(Stored data)
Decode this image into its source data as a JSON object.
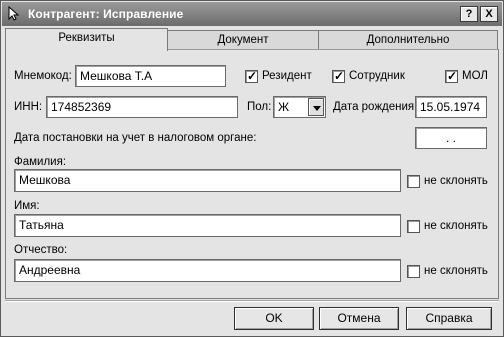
{
  "window": {
    "title": "Контрагент: Исправление",
    "help_button": "?",
    "close_button": "X"
  },
  "tabs": [
    {
      "label": "Реквизиты",
      "active": true
    },
    {
      "label": "Документ",
      "active": false
    },
    {
      "label": "Дополнительно",
      "active": false
    }
  ],
  "form": {
    "mnemocode_label": "Мнемокод:",
    "mnemocode_value": "Мешкова Т.А",
    "resident_label": "Резидент",
    "resident_checked": true,
    "employee_label": "Сотрудник",
    "employee_checked": true,
    "mol_label": "МОЛ",
    "mol_checked": true,
    "inn_label": "ИНН:",
    "inn_value": "174852369",
    "gender_label": "Пол:",
    "gender_value": "Ж",
    "birthdate_label": "Дата рождения:",
    "birthdate_value": "15.05.1974",
    "tax_reg_date_label": "Дата постановки на учет в налоговом органе:",
    "tax_reg_date_value": ". .",
    "surname_label": "Фамилия:",
    "surname_value": "Мешкова",
    "name_label": "Имя:",
    "name_value": "Татьяна",
    "patronymic_label": "Отчество:",
    "patronymic_value": "Андреевна",
    "no_decline_label": "не склонять",
    "checkmark": "✓"
  },
  "buttons": {
    "ok": "OK",
    "cancel": "Отмена",
    "help": "Справка"
  }
}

Brief
Quote every record above exactly, leaving out any pictures.

Task result
Decode this image into its source data as a JSON object.
{
  "window": {
    "title": "Контрагент: Исправление",
    "help_button": "?",
    "close_button": "X"
  },
  "tabs": [
    {
      "label": "Реквизиты",
      "active": true
    },
    {
      "label": "Документ",
      "active": false
    },
    {
      "label": "Дополнительно",
      "active": false
    }
  ],
  "form": {
    "mnemocode_label": "Мнемокод:",
    "mnemocode_value": "Мешкова Т.А",
    "resident_label": "Резидент",
    "resident_checked": true,
    "employee_label": "Сотрудник",
    "employee_checked": true,
    "mol_label": "МОЛ",
    "mol_checked": true,
    "inn_label": "ИНН:",
    "inn_value": "174852369",
    "gender_label": "Пол:",
    "gender_value": "Ж",
    "birthdate_label": "Дата рождения:",
    "birthdate_value": "15.05.1974",
    "tax_reg_date_label": "Дата постановки на учет в налоговом органе:",
    "tax_reg_date_value": ". .",
    "surname_label": "Фамилия:",
    "surname_value": "Мешкова",
    "name_label": "Имя:",
    "name_value": "Татьяна",
    "patronymic_label": "Отчество:",
    "patronymic_value": "Андреевна",
    "no_decline_label": "не склонять",
    "checkmark": "✓"
  },
  "buttons": {
    "ok": "OK",
    "cancel": "Отмена",
    "help": "Справка"
  }
}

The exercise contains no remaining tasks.